**INSTRUCTION:** Below are the records; locate each line with the word "events" and copy it.

**DATA FOR PROCESSING:**
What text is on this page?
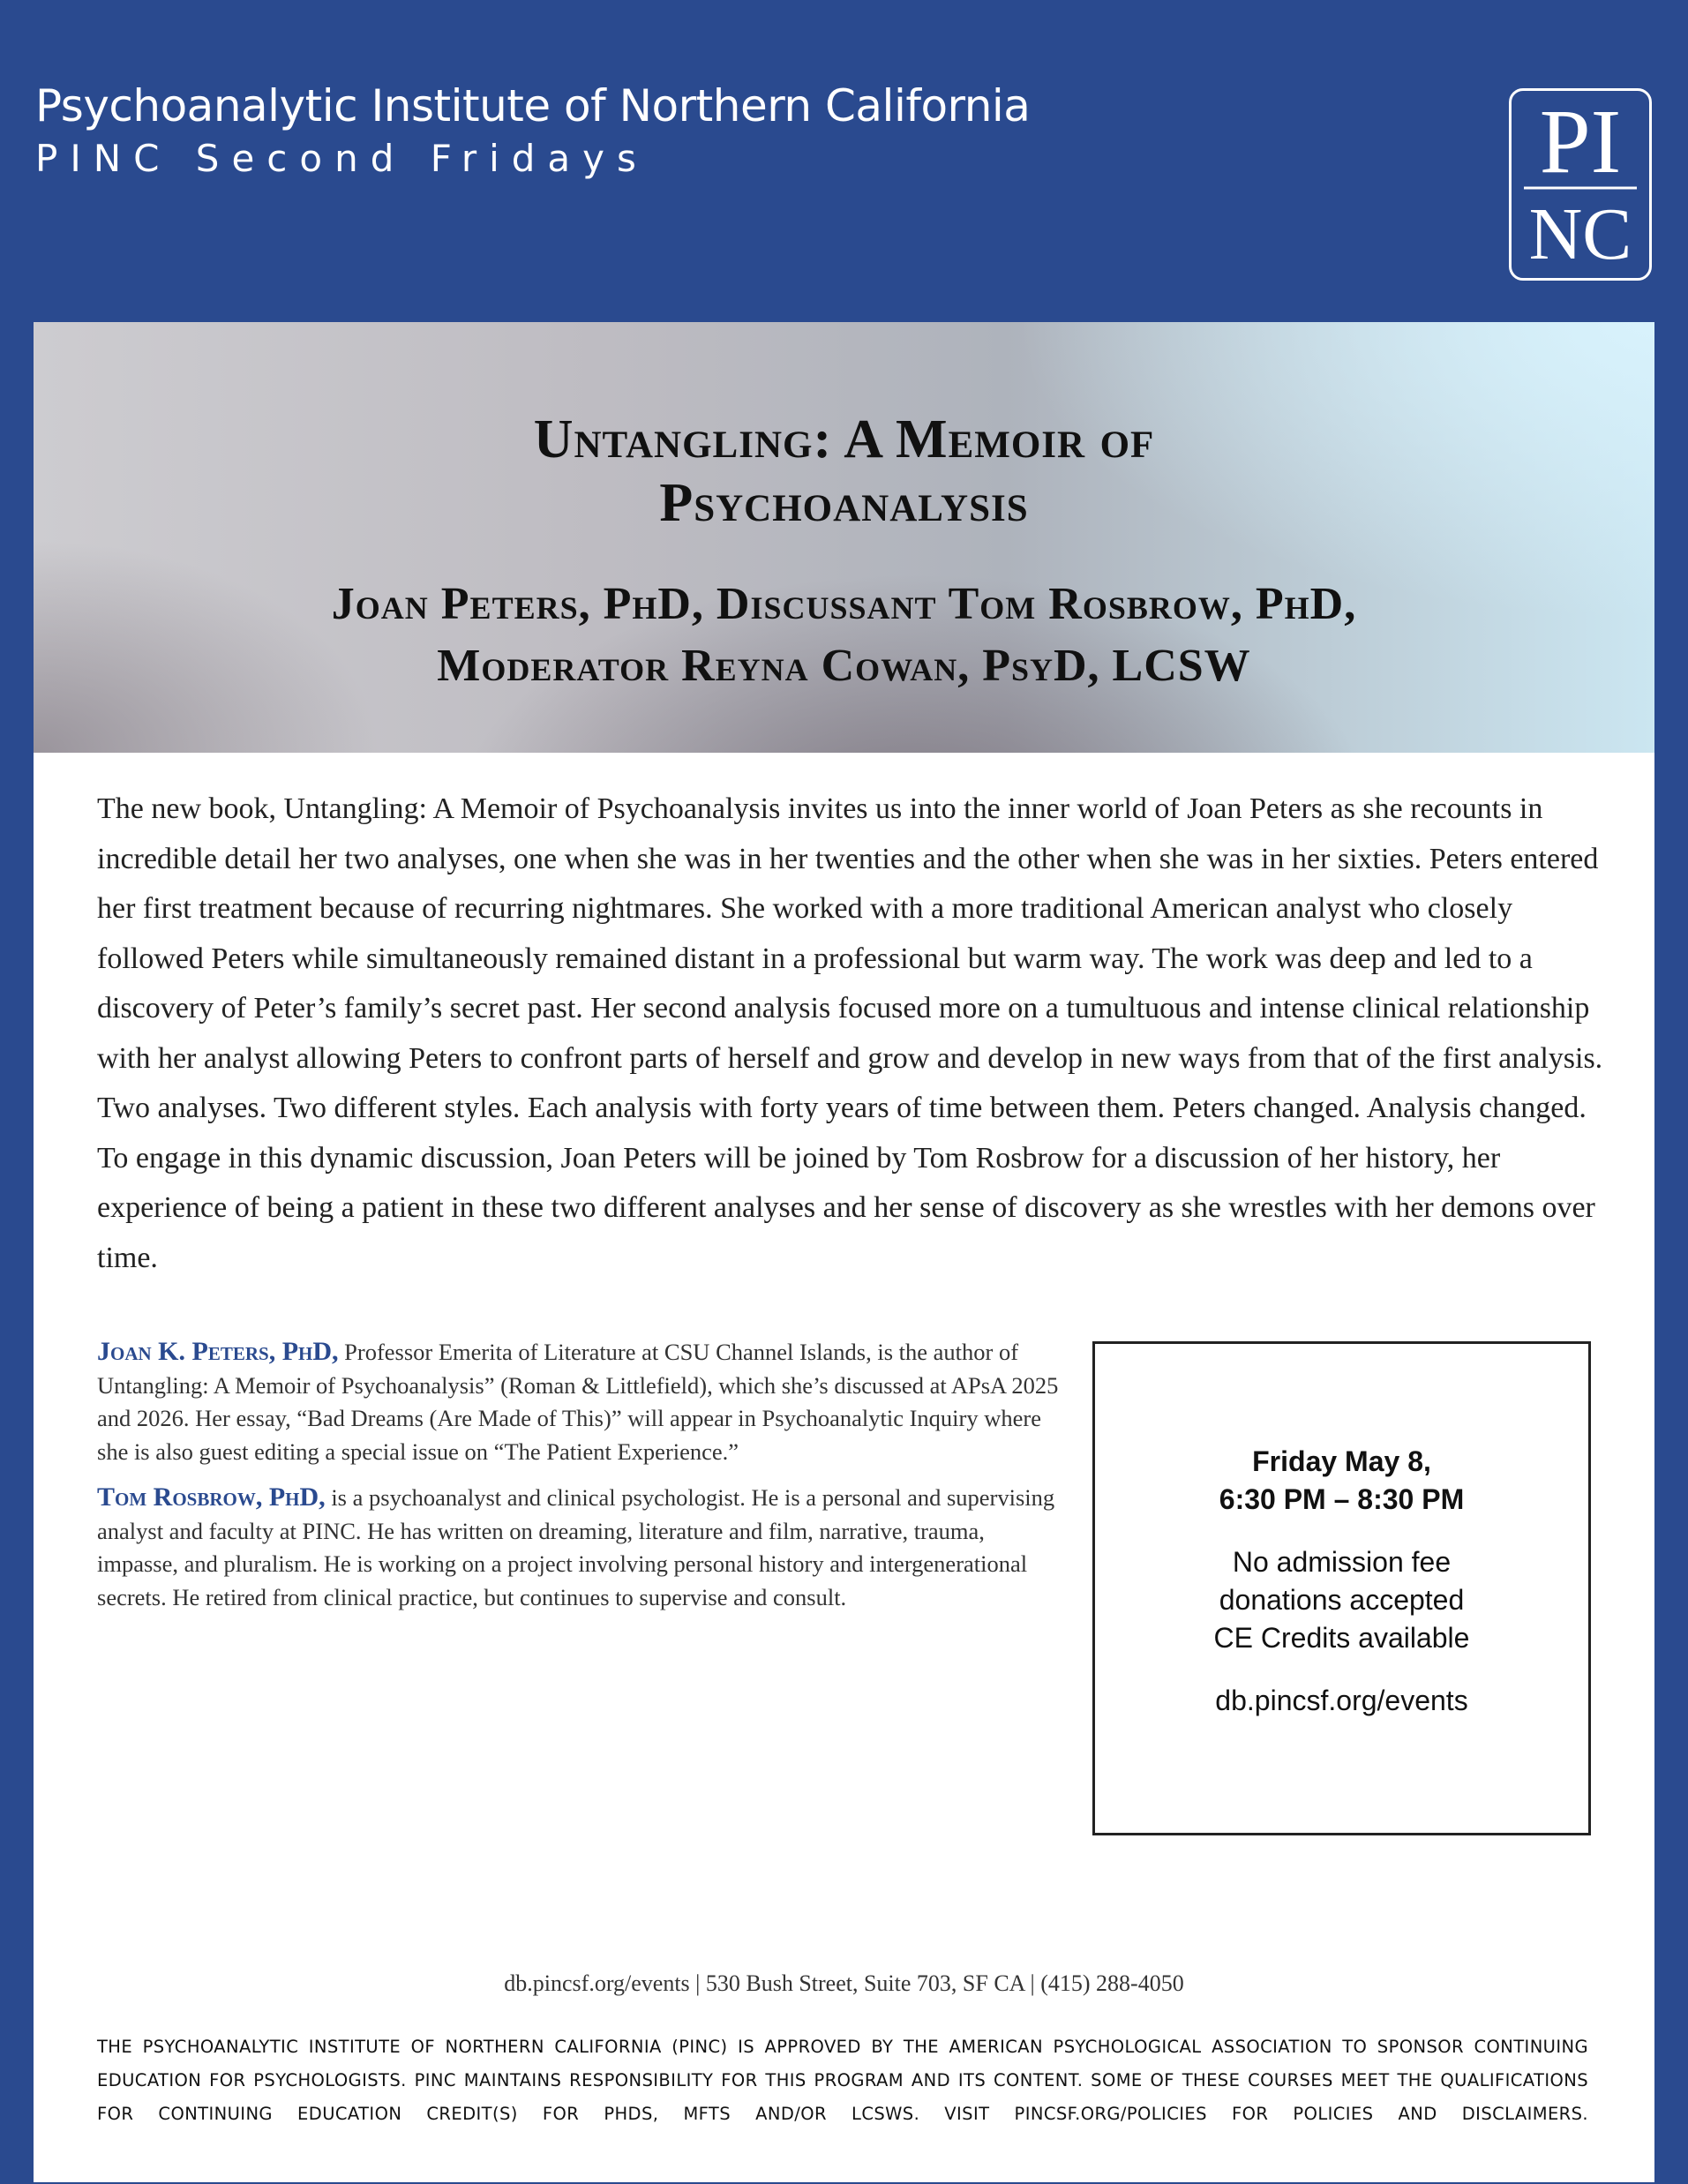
Psychoanalytic Institute of Northern California
PINC Second Fridays	PI
NC
Untangling: A Memoir of
Psychoanalysis
Joan Peters, PhD, Discussant Tom Rosbrow, PhD,
Moderator Reyna Cowan, PsyD, LCSW

The new book, Untangling: A Memoir of Psychoanalysis invites us into the inner world of Joan Peters as she recounts in incredible detail her two analyses, one when she was in her twenties and the other when she was in her sixties. Peters entered her first treatment because of recurring nightmares. She worked with a more traditional American analyst who closely followed Peters while simultaneously remained distant in a professional but warm way. The work was deep and led to a discovery of Peter’s family’s secret past. Her second analysis focused more on a tumultuous and intense clinical relationship with her analyst allowing Peters to confront parts of herself and grow and develop in new ways from that of the first analysis. Two analyses. Two different styles. Each analysis with forty years of time between them. Peters changed. Analysis changed. To engage in this dynamic discussion, Joan Peters will be joined by Tom Rosbrow for a discussion of her history, her experience of being a patient in these two different analyses and her sense of discovery as she wrestles with her demons over time.

Joan K. Peters, PhD, Professor Emerita of Literature at CSU Channel Islands, is the author of Untangling: A Memoir of Psychoanalysis” (Roman & Littlefield), which she’s discussed at APsA 2025 and 2026. Her essay, “Bad Dreams (Are Made of This)” will appear in Psychoanalytic Inquiry where she is also guest editing a special issue on “The Patient Experience.”

Tom Rosbrow, PhD, is a psychoanalyst and clinical psychologist. He is a personal and supervising analyst and faculty at PINC. He has written on dreaming, literature and film, narrative, trauma, impasse, and pluralism. He is working on a project involving personal history and intergenerational secrets. He retired from clinical practice, but continues to supervise and consult.

Friday May 8,
6:30 PM – 8:30 PM
No admission fee
donations accepted
CE Credits available
db.pincsf.org/events
db.pincsf.org/events | 530 Bush Street, Suite 703, SF CA | (415) 288-4050

THE PSYCHOANALYTIC INSTITUTE OF NORTHERN CALIFORNIA (PINC) IS APPROVED BY THE AMERICAN PSYCHOLOGICAL ASSOCIATION TO SPONSOR CONTINUING EDUCATION FOR PSYCHOLOGISTS. PINC MAINTAINS RESPONSIBILITY FOR THIS PROGRAM AND ITS CONTENT. SOME OF THESE COURSES MEET THE QUALIFICATIONS FOR CONTINUING EDUCATION CREDIT(S) FOR PHDS, MFTS AND/OR LCSWS. VISIT PINCSF.ORG/POLICIES FOR POLICIES AND DISCLAIMERS.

**RIGHT ANSWER:**
db.pincsf.org/events
db.pincsf.org/events | 530 Bush Street, Suite 703, SF CA | (415) 288-4050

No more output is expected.